- [Source material]:
************

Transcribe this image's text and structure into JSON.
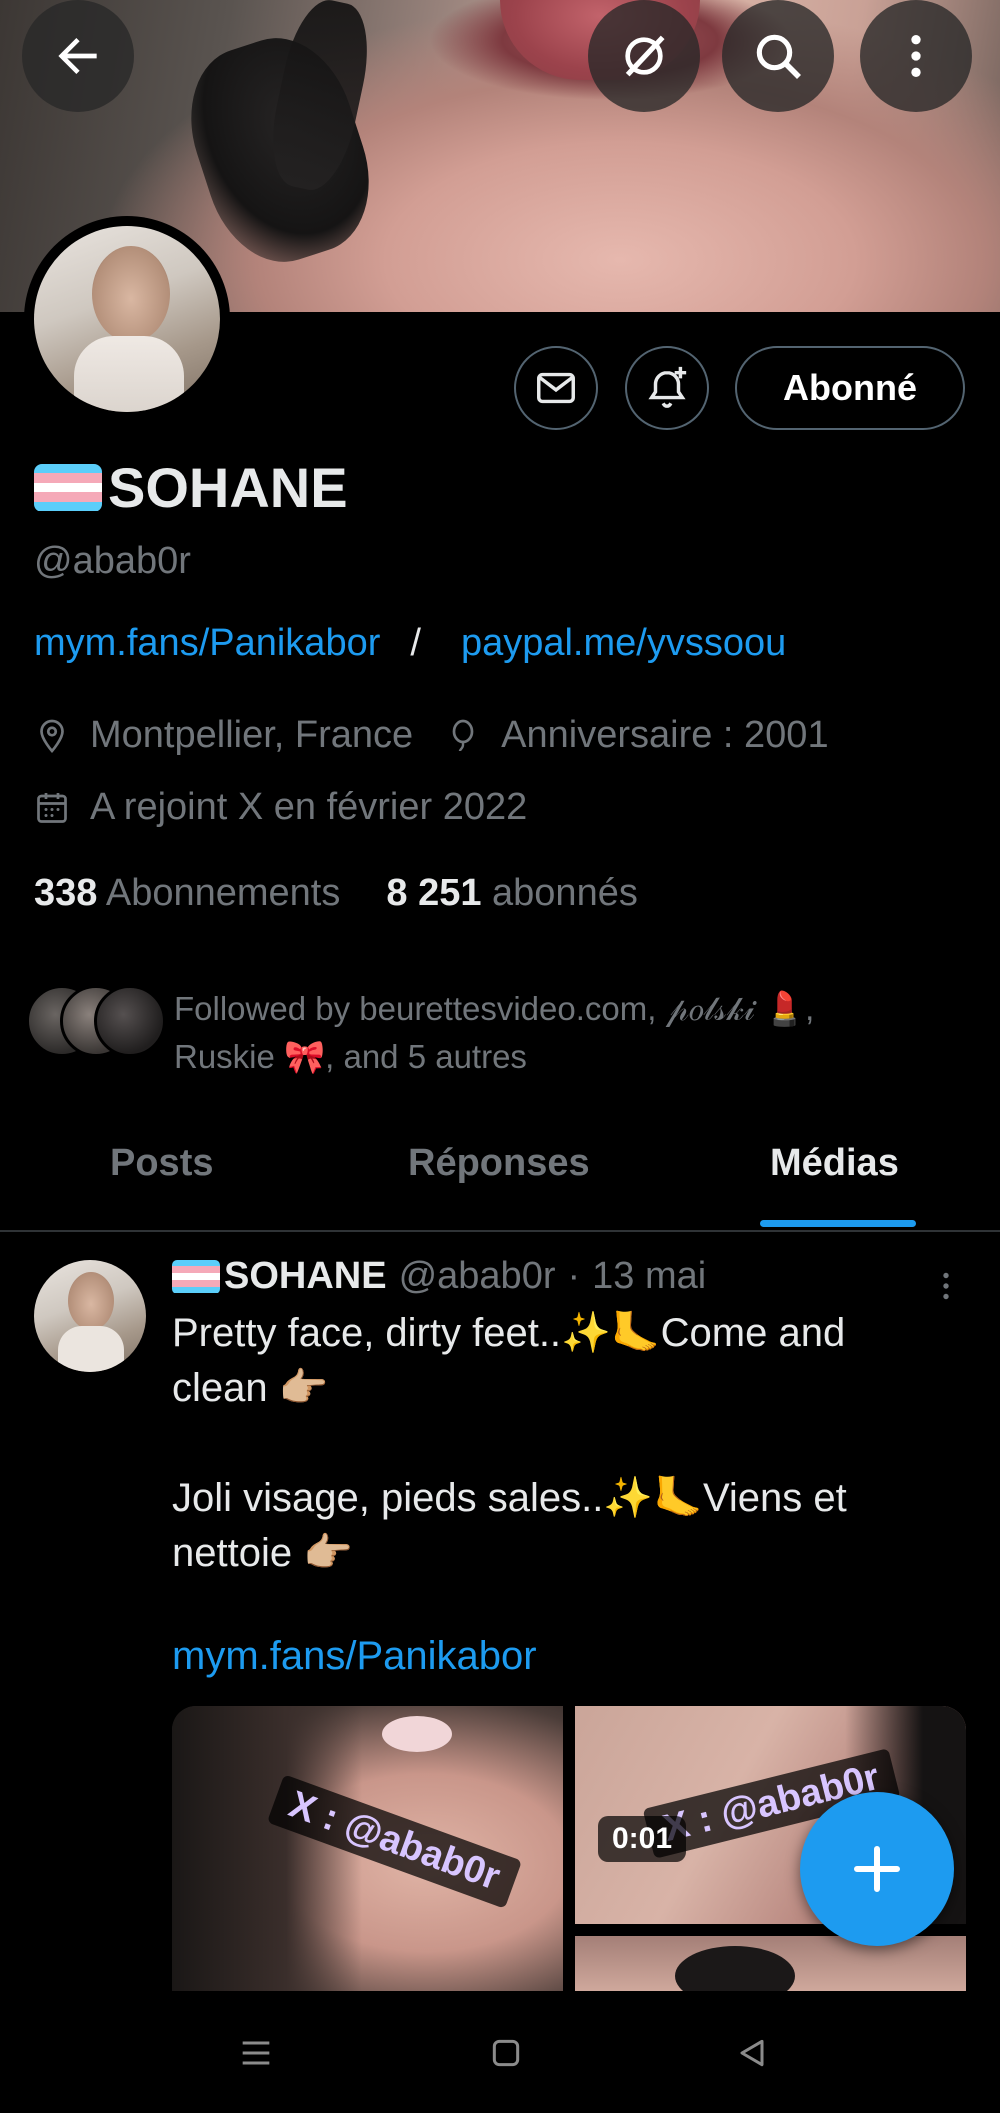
{
  "header": {
    "back_icon": "arrow-left-icon",
    "grok_icon": "grok-icon",
    "search_icon": "search-icon",
    "more_icon": "more-vertical-icon"
  },
  "profile": {
    "display_name": "SOHANE",
    "handle": "@abab0r",
    "links": [
      "mym.fans/Panikabor",
      "paypal.me/yvssoou"
    ],
    "link_separator": "/",
    "location": "Montpellier, France",
    "birthday": "Anniversaire : 2001",
    "joined": "A rejoint X en février 2022",
    "following_count": "338",
    "following_label": "Abonnements",
    "followers_count": "8 251",
    "followers_label": "abonnés",
    "followed_by": "Followed by beurettesvideo.com, 𝓅𝑜𝓁𝓈𝓀𝒾 💄,",
    "followed_by_2": "Ruskie 🎀, and 5 autres",
    "follow_button": "Abonné"
  },
  "tabs": [
    {
      "label": "Posts",
      "active": false
    },
    {
      "label": "Réponses",
      "active": false
    },
    {
      "label": "Médias",
      "active": true
    }
  ],
  "post": {
    "name": "SOHANE",
    "handle": "@abab0r",
    "dot": "·",
    "date": "13 mai",
    "line1": "Pretty face, dirty feet..✨🦶Come and",
    "line2": "clean 👉🏼",
    "line3": "Joli visage, pieds sales..✨🦶Viens et",
    "line4": "nettoie 👉🏼",
    "link": "mym.fans/Panikabor",
    "watermark1": "X : @abab0r",
    "watermark2": "X : @abab0r",
    "video_duration": "0:01"
  },
  "colors": {
    "accent": "#1d9bf0",
    "background": "#000000",
    "secondary_text": "#71767b",
    "flag_blue": "#5bcefa",
    "flag_pink": "#f5a9b8",
    "flag_white": "#ffffff"
  }
}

************

Reproduce the whole listing word for word, setting aside any pictures.

Transcribe this image's text and structure into JSON.
{
  "header": {
    "back_icon": "arrow-left-icon",
    "grok_icon": "grok-icon",
    "search_icon": "search-icon",
    "more_icon": "more-vertical-icon"
  },
  "profile": {
    "display_name": "SOHANE",
    "handle": "@abab0r",
    "links": [
      "mym.fans/Panikabor",
      "paypal.me/yvssoou"
    ],
    "link_separator": "/",
    "location": "Montpellier, France",
    "birthday": "Anniversaire : 2001",
    "joined": "A rejoint X en février 2022",
    "following_count": "338",
    "following_label": "Abonnements",
    "followers_count": "8 251",
    "followers_label": "abonnés",
    "followed_by": "Followed by beurettesvideo.com, 𝓅𝑜𝓁𝓈𝓀𝒾 💄,",
    "followed_by_2": "Ruskie 🎀, and 5 autres",
    "follow_button": "Abonné"
  },
  "tabs": [
    {
      "label": "Posts",
      "active": false
    },
    {
      "label": "Réponses",
      "active": false
    },
    {
      "label": "Médias",
      "active": true
    }
  ],
  "post": {
    "name": "SOHANE",
    "handle": "@abab0r",
    "dot": "·",
    "date": "13 mai",
    "line1": "Pretty face, dirty feet..✨🦶Come and",
    "line2": "clean 👉🏼",
    "line3": "Joli visage, pieds sales..✨🦶Viens et",
    "line4": "nettoie 👉🏼",
    "link": "mym.fans/Panikabor",
    "watermark1": "X : @abab0r",
    "watermark2": "X : @abab0r",
    "video_duration": "0:01"
  },
  "colors": {
    "accent": "#1d9bf0",
    "background": "#000000",
    "secondary_text": "#71767b",
    "flag_blue": "#5bcefa",
    "flag_pink": "#f5a9b8",
    "flag_white": "#ffffff"
  }
}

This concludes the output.